Dataset entries:

──────────

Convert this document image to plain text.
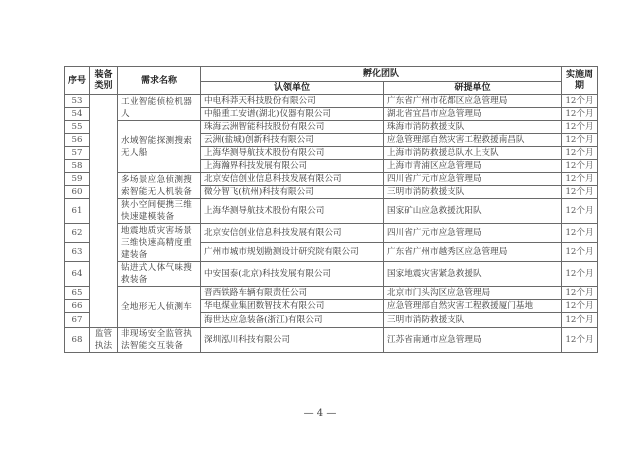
序号	装备类别	需求名称	孵化团队		实施周期
			认领单位	研提单位	
53		工业智能侦检机器人	中电科莽天科技股份有限公司	广东省广州市花都区应急管理局	12个月
54			中船重工安谱(湖北)仪器有限公司	湖北省宜昌市应急管理局	12个月
55		水域智能探测搜索无人船	珠海云洲智能科技股份有限公司	珠海市消防救援支队	12个月
56			云洲(盐城)创新科技有限公司	应急管理部自然灾害工程救援南昌队	12个月
57			上海华测导航技术股份有限公司	上海市消防救援总队水上支队	12个月
58			上海瀚界科技发展有限公司	上海市青浦区应急管理局	12个月
59		多场景应急侦测搜索智能无人机装备	北京安信创业信息科技发展有限公司	四川省广元市应急管理局	12个月
60			微分智飞(杭州)科技有限公司	三明市消防救援支队	12个月
61		狭小空间便携三维快速建模装备	上海华测导航技术股份有限公司	国家矿山应急救援沈阳队	12个月
62		地震地质灾害场景三维快速高精度重建装备	北京安信创业信息科技发展有限公司	四川省广元市应急管理局	12个月
63			广州市城市规划勘测设计研究院有限公司	广东省广州市越秀区应急管理局	12个月
64		钻进式人体气味搜救装备	中安国泰(北京)科技发展有限公司	国家地震灾害紧急救援队	12个月
65		全地形无人侦测车	晋西铁路车辆有限责任公司	北京市门头沟区应急管理局	12个月
66			华电煤业集团数智技术有限公司	应急管理部自然灾害工程救援厦门基地	12个月
67			海世达应急装备(浙江)有限公司	三明市消防救援支队	12个月
68	监管执法	非现场安全监管执法智能交互装备	深圳泓川科技有限公司	江苏省南通市应急管理局	12个月
— 4 —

──────────

WHAT THE TASK REQUIRES:
Your task is to repeat the data above exactly while excluding the pictures.

SOLUTION FOR THIS TASK:
Convert this document image to plain text.
序号	装备类别	需求名称	孵化团队		实施周期
			认领单位	研提单位	
53		工业智能侦检机器人	中电科莽天科技股份有限公司	广东省广州市花都区应急管理局	12个月
54			中船重工安谱(湖北)仪器有限公司	湖北省宜昌市应急管理局	12个月
55		水域智能探测搜索无人船	珠海云洲智能科技股份有限公司	珠海市消防救援支队	12个月
56			云洲(盐城)创新科技有限公司	应急管理部自然灾害工程救援南昌队	12个月
57			上海华测导航技术股份有限公司	上海市消防救援总队水上支队	12个月
58			上海瀚界科技发展有限公司	上海市青浦区应急管理局	12个月
59		多场景应急侦测搜索智能无人机装备	北京安信创业信息科技发展有限公司	四川省广元市应急管理局	12个月
60			微分智飞(杭州)科技有限公司	三明市消防救援支队	12个月
61		狭小空间便携三维快速建模装备	上海华测导航技术股份有限公司	国家矿山应急救援沈阳队	12个月
62		地震地质灾害场景三维快速高精度重建装备	北京安信创业信息科技发展有限公司	四川省广元市应急管理局	12个月
63			广州市城市规划勘测设计研究院有限公司	广东省广州市越秀区应急管理局	12个月
64		钻进式人体气味搜救装备	中安国泰(北京)科技发展有限公司	国家地震灾害紧急救援队	12个月
65		全地形无人侦测车	晋西铁路车辆有限责任公司	北京市门头沟区应急管理局	12个月
66			华电煤业集团数智技术有限公司	应急管理部自然灾害工程救援厦门基地	12个月
67			海世达应急装备(浙江)有限公司	三明市消防救援支队	12个月
68	监管执法	非现场安全监管执法智能交互装备	深圳泓川科技有限公司	江苏省南通市应急管理局	12个月
— 4 —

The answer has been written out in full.